* begin DATASET EXTRACT *

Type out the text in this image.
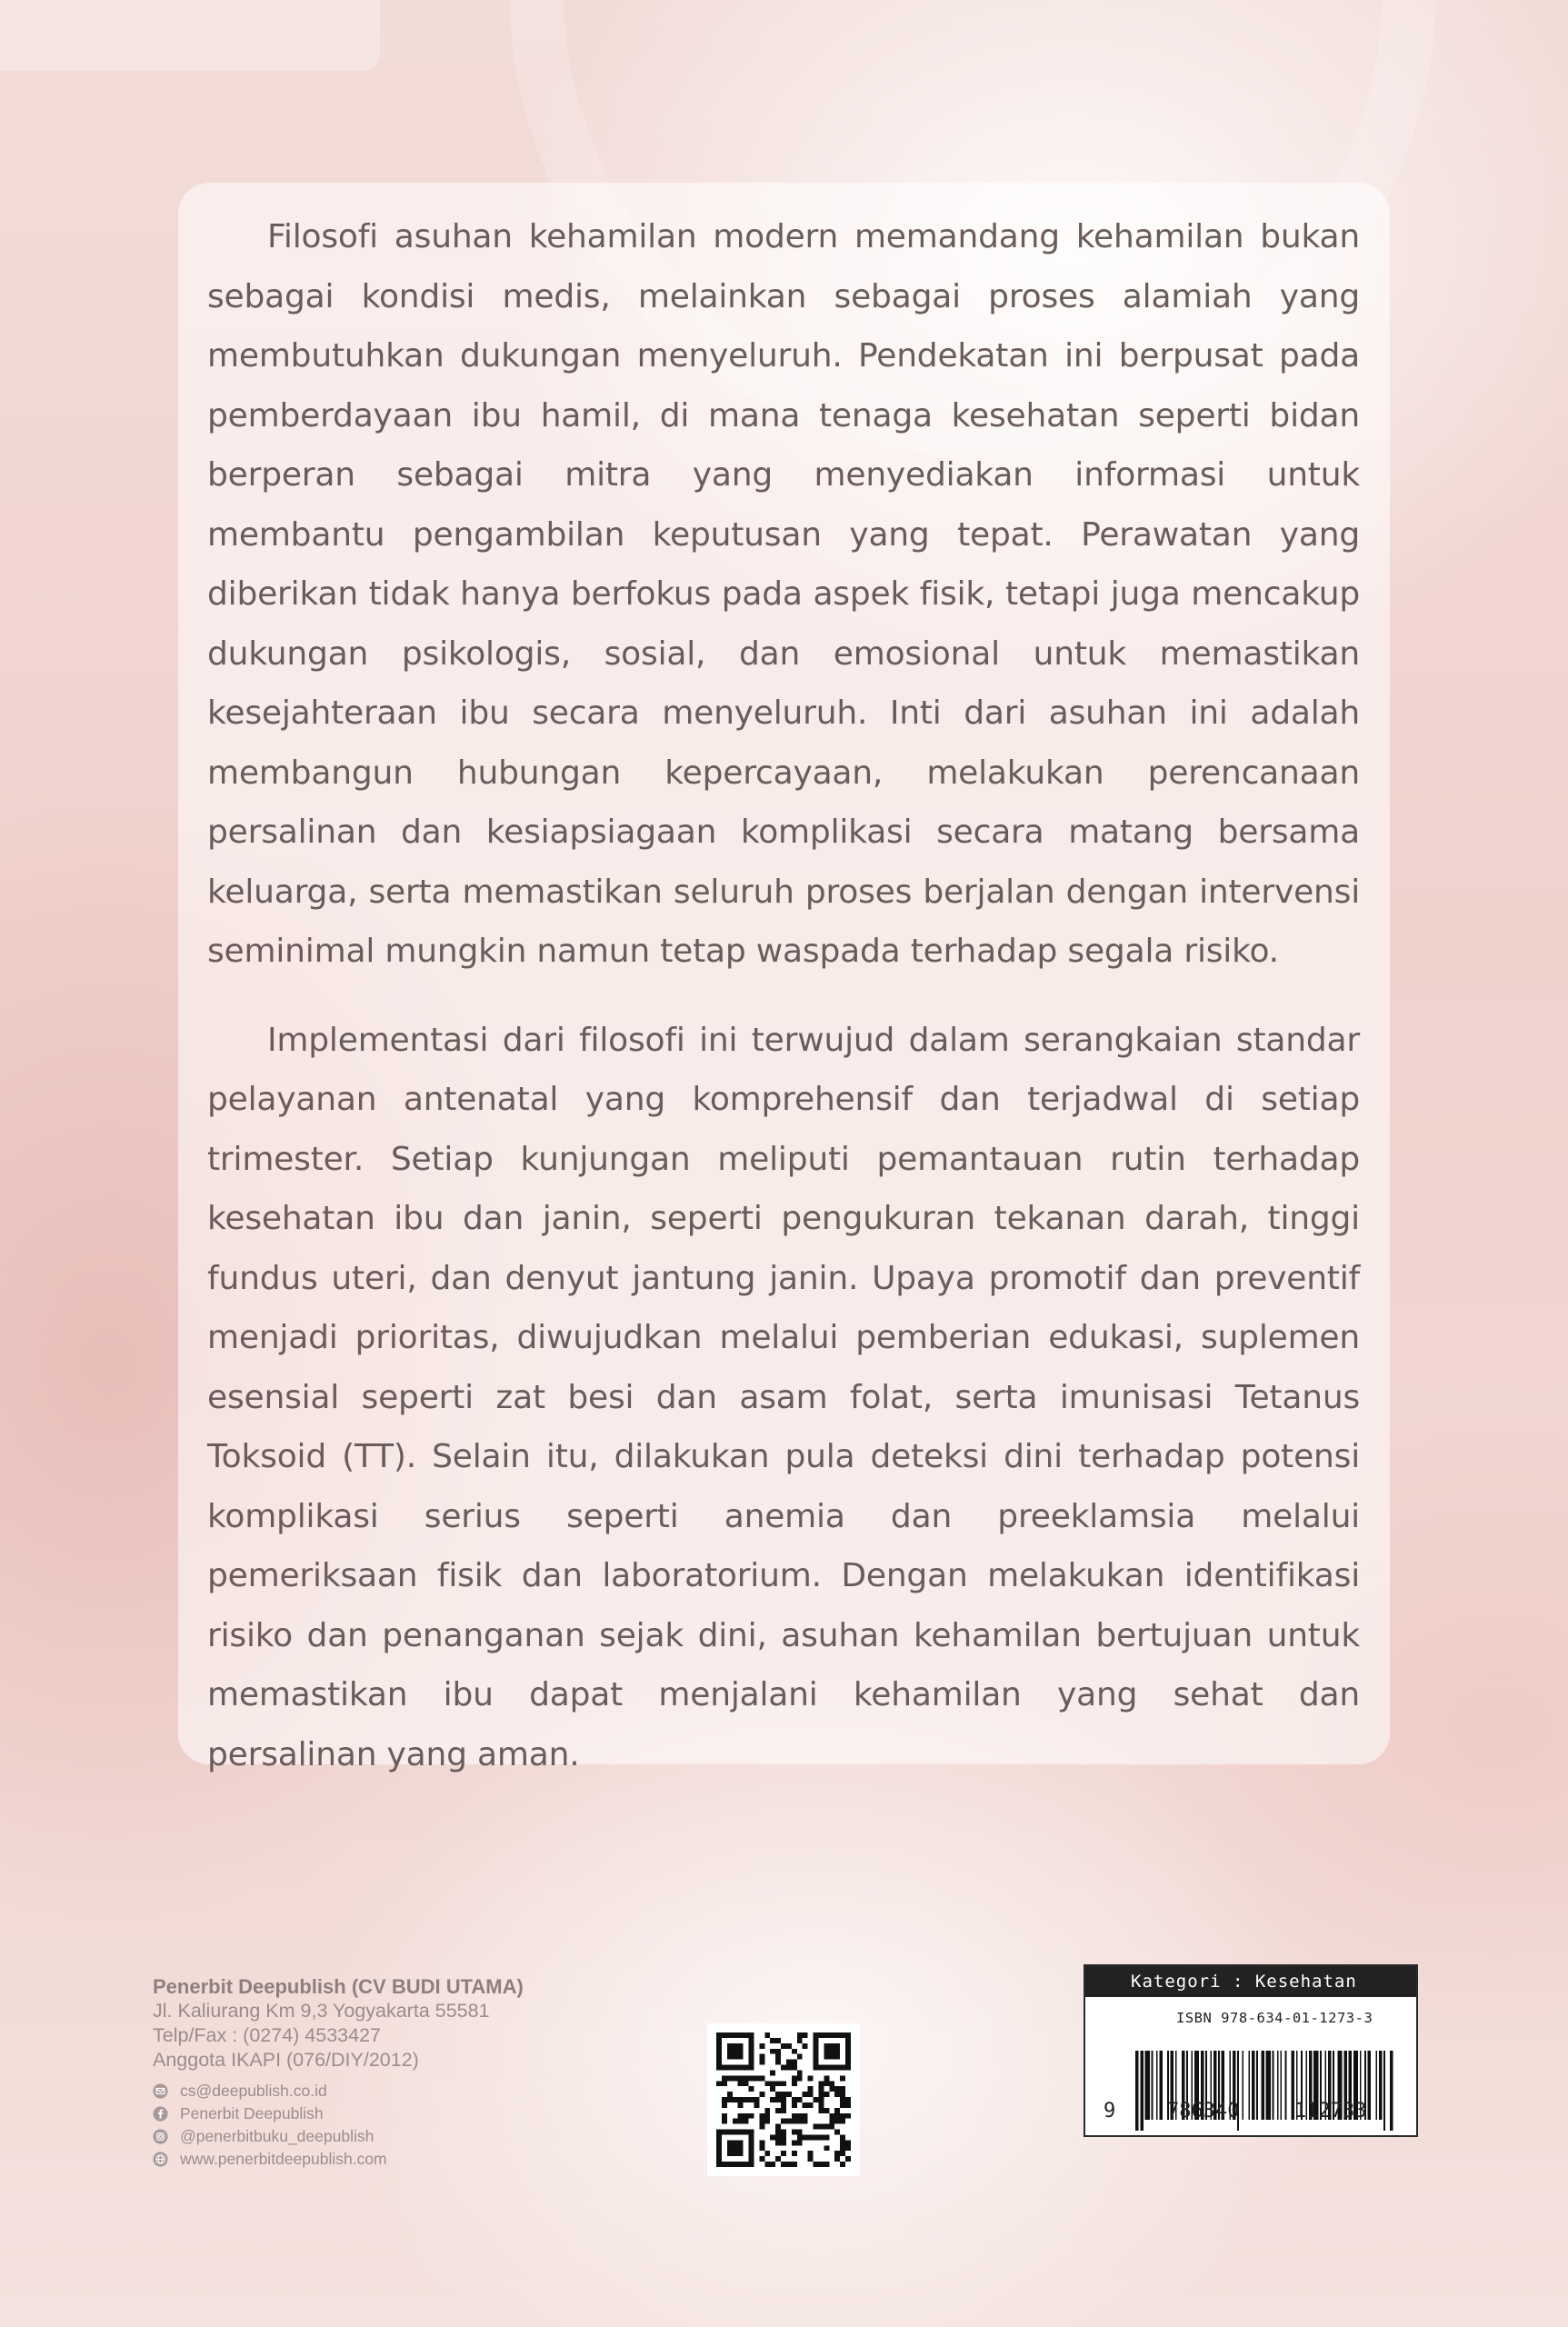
Filosofi asuhan kehamilan modern memandang kehamilan bukan sebagai kondisi medis, melainkan sebagai proses alamiah yang membutuhkan dukungan menyeluruh. Pendekatan ini berpusat pada pemberdayaan ibu hamil, di mana tenaga kesehatan seperti bidan berperan sebagai mitra yang menyediakan informasi untuk membantu pengambilan keputusan yang tepat. Perawatan yang diberikan tidak hanya berfokus pada aspek fisik, tetapi juga mencakup dukungan psikologis, sosial, dan emosional untuk memastikan kesejahteraan ibu secara menyeluruh. Inti dari asuhan ini adalah membangun hubungan kepercayaan, melakukan perencanaan persalinan dan kesiapsiagaan komplikasi secara matang bersama keluarga, serta memastikan seluruh proses berjalan dengan intervensi seminimal mungkin namun tetap waspada terhadap segala risiko.

Implementasi dari filosofi ini terwujud dalam serangkaian standar pelayanan antenatal yang komprehensif dan terjadwal di setiap trimester. Setiap kunjungan meliputi pemantauan rutin terhadap kesehatan ibu dan janin, seperti pengukuran tekanan darah, tinggi fundus uteri, dan denyut jantung janin. Upaya promotif dan preventif menjadi prioritas, diwujudkan melalui pemberian edukasi, suplemen esensial seperti zat besi dan asam folat, serta imunisasi Tetanus Toksoid (TT). Selain itu, dilakukan pula deteksi dini terhadap potensi komplikasi serius seperti anemia dan preeklamsia melalui pemeriksaan fisik dan laboratorium. Dengan melakukan identifikasi risiko dan penanganan sejak dini, asuhan kehamilan bertujuan untuk memastikan ibu dapat menjalani kehamilan yang sehat dan persalinan yang aman.

Penerbit Deepublish (CV BUDI UTAMA)
Jl. Kaliurang Km 9,3 Yogyakarta 55581
Telp/Fax : (0274) 4533427
Anggota IKAPI (076/DIY/2012)
cs@deepublish.co.id
Penerbit Deepublish
@penerbitbuku_deepublish
www.penerbitdeepublish.com
Kategori : Kesehatan
ISBN 978-634-01-1273-3
9	786340	112733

* end DATASET EXTRACT *

Give the data above again in full and unchanged, skipping the pictures.

Type out the text in this image.
Filosofi asuhan kehamilan modern memandang kehamilan bukan sebagai kondisi medis, melainkan sebagai proses alamiah yang membutuhkan dukungan menyeluruh. Pendekatan ini berpusat pada pemberdayaan ibu hamil, di mana tenaga kesehatan seperti bidan berperan sebagai mitra yang menyediakan informasi untuk membantu pengambilan keputusan yang tepat. Perawatan yang diberikan tidak hanya berfokus pada aspek fisik, tetapi juga mencakup dukungan psikologis, sosial, dan emosional untuk memastikan kesejahteraan ibu secara menyeluruh. Inti dari asuhan ini adalah membangun hubungan kepercayaan, melakukan perencanaan persalinan dan kesiapsiagaan komplikasi secara matang bersama keluarga, serta memastikan seluruh proses berjalan dengan intervensi seminimal mungkin namun tetap waspada terhadap segala risiko.

Implementasi dari filosofi ini terwujud dalam serangkaian standar pelayanan antenatal yang komprehensif dan terjadwal di setiap trimester. Setiap kunjungan meliputi pemantauan rutin terhadap kesehatan ibu dan janin, seperti pengukuran tekanan darah, tinggi fundus uteri, dan denyut jantung janin. Upaya promotif dan preventif menjadi prioritas, diwujudkan melalui pemberian edukasi, suplemen esensial seperti zat besi dan asam folat, serta imunisasi Tetanus Toksoid (TT). Selain itu, dilakukan pula deteksi dini terhadap potensi komplikasi serius seperti anemia dan preeklamsia melalui pemeriksaan fisik dan laboratorium. Dengan melakukan identifikasi risiko dan penanganan sejak dini, asuhan kehamilan bertujuan untuk memastikan ibu dapat menjalani kehamilan yang sehat dan persalinan yang aman.

Penerbit Deepublish (CV BUDI UTAMA)
Jl. Kaliurang Km 9,3 Yogyakarta 55581
Telp/Fax : (0274) 4533427
Anggota IKAPI (076/DIY/2012)
cs@deepublish.co.id
Penerbit Deepublish
@penerbitbuku_deepublish
www.penerbitdeepublish.com
Kategori : Kesehatan
ISBN 978-634-01-1273-3
9	786340	112733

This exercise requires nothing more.